==== Passage shown
# Lamborghini countach replica Polishangel enhancement detail, Deeper Detail East Yorks



## Deeper Detail (Oct 31, 2010)

Hey everyone, apologies for the lack of posts recently, I never get time!

Something a little different from almost a year ago, yes, I'm that far behind on write ups...

The vehicle in question, a lamborghini countach replica and what a lovely example. Booked in for an enhancement detail, keeping clear coat removal to a minimum and finishing with Polishangel Master Sealant.

On with some pics...

On arrival.





Hot day, so not many pics of the cleaning process... Trying to keep all panels cool and wet as I went along...













A few sun shots of the defects...









Nice engine 



Indoors and on with the machine process, starting with these...



Random pics of before and afters



























































































After 2 x applications of Polishangel Master Sealant... The finished article...

A very challenging but satisfying vehicle to work on.
========
==== Material shown
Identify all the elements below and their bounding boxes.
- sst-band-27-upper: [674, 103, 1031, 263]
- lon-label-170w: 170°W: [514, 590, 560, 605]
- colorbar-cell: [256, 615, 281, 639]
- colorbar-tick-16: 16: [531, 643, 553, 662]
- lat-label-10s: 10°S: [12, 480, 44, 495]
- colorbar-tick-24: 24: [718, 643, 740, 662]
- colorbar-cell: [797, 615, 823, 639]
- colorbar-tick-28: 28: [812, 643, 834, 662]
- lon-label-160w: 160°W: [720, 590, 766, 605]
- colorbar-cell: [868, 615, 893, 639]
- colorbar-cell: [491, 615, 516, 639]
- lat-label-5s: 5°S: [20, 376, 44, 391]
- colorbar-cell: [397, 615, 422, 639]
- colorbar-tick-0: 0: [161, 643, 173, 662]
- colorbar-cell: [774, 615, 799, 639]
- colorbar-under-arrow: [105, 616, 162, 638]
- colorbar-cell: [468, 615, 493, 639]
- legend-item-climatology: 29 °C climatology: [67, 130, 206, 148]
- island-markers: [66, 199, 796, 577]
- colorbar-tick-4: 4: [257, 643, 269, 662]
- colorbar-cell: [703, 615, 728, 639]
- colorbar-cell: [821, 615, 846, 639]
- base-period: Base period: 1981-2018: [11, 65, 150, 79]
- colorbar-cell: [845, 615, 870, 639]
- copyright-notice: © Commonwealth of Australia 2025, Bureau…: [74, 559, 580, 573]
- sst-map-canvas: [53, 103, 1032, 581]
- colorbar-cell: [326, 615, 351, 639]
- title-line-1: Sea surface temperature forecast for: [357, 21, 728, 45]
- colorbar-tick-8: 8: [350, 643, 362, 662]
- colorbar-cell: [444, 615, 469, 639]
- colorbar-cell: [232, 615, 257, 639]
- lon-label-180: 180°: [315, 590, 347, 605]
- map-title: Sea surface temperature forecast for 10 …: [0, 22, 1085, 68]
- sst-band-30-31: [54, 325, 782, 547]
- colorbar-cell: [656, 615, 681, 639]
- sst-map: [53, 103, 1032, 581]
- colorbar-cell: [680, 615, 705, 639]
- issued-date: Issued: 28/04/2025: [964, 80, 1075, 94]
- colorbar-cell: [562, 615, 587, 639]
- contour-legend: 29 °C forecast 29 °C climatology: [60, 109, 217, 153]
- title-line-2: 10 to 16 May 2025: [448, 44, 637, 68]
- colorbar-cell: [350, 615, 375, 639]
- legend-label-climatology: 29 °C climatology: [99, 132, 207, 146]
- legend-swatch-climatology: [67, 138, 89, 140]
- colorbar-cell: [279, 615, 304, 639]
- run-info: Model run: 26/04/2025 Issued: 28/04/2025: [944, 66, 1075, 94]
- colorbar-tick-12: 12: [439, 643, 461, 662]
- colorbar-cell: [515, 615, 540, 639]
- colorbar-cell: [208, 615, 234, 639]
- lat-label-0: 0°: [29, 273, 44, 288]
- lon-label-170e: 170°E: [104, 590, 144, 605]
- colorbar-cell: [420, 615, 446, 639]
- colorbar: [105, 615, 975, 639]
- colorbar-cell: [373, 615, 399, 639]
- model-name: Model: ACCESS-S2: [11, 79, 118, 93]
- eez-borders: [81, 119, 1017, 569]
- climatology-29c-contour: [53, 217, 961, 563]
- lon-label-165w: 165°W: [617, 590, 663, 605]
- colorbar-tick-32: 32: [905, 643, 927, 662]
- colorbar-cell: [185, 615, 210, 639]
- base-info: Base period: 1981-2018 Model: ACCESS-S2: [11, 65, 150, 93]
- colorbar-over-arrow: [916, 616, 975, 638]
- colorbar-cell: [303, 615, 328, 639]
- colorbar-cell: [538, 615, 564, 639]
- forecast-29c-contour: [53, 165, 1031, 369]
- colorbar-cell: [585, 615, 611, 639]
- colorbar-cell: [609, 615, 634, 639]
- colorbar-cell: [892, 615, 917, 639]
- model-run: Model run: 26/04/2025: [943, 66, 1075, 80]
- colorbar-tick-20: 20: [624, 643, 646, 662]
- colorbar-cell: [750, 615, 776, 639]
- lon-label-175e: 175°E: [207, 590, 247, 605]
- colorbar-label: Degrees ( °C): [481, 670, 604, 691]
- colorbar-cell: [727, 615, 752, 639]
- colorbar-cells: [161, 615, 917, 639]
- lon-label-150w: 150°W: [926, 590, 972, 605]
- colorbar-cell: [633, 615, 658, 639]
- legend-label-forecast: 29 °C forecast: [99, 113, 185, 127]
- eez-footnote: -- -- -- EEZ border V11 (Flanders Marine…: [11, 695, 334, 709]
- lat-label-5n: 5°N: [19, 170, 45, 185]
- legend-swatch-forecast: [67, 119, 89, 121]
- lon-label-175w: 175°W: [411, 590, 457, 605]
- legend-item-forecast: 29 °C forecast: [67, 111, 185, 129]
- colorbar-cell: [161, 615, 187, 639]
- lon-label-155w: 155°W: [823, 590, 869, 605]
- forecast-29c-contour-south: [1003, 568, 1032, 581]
========
[Exercise instructions]
a. According to the Countach replica detailing write-up, why were few photos taken during the cleaning process?
b. Resume the Countach replica detailing write-up after its last sentence.

[Written answers]
a. It was a hot day, and the panels had to be kept cool and wet throughout.

b.
If you got this far, thanks for reading as always and any questions or comments welcome. All the best, Mike @ Deeper Detail.​


----------



## polac5397 (Apr 16, 2014)

mike great job on the paint work looks like new


----------



## Christian6984 (Dec 20, 2007)

Looks outstanding, can I ask what the original car is underneath?


----------



## Deeper Detail (Oct 31, 2010)

polac5397 said:


> mike great job on the paint work looks like new


Thanks P :thumb:


Christian6984 said:


> Looks outstanding, can I ask what the original car is underneath?


Cheers Christian. It is a kit car, so frame work underneath, done from the ground up. I was very impressed with the build and paint job.


----------



## stangalang (Nov 27, 2009)

BOOM! great car, great colour and great work. Nice job


----------



## unique detail (Jan 26, 2012)

Very nice Mike, top work as always:thumb:


----------



## ted11 (Jul 8, 2011)

transformed, nuff said.


----------



## President Swirl (Oct 23, 2011)

One of the better ones I've seen. Excellent work.


----------



## ianrobbo1 (Feb 13, 2007)

Stunning work there young man!! :thumb:


----------



## Dazzel81 (Apr 20, 2013)

Nice work fella :thumb:


----------



## Ronnie (Nov 15, 2006)

Stunning car for sure and excellent work!!


----------



## ocdetailer (Apr 9, 2014)

Great work, love the 1" pad setup, must have been a blessing on a car like that


----------



## Hasan1 (Jul 1, 2011)

Fantastic work


----------



## Ali (Apr 5, 2006)

What motor is in it?

Nice work!


----------



## Jack (May 14, 2007)

Stunning work.


----------



## 20vKarlos (Aug 8, 2009)

Why has nobody mentioned the Fair Ground in the background! 

That's awesome, and even if it is a replica! I wouldn't know! 

That car is cool!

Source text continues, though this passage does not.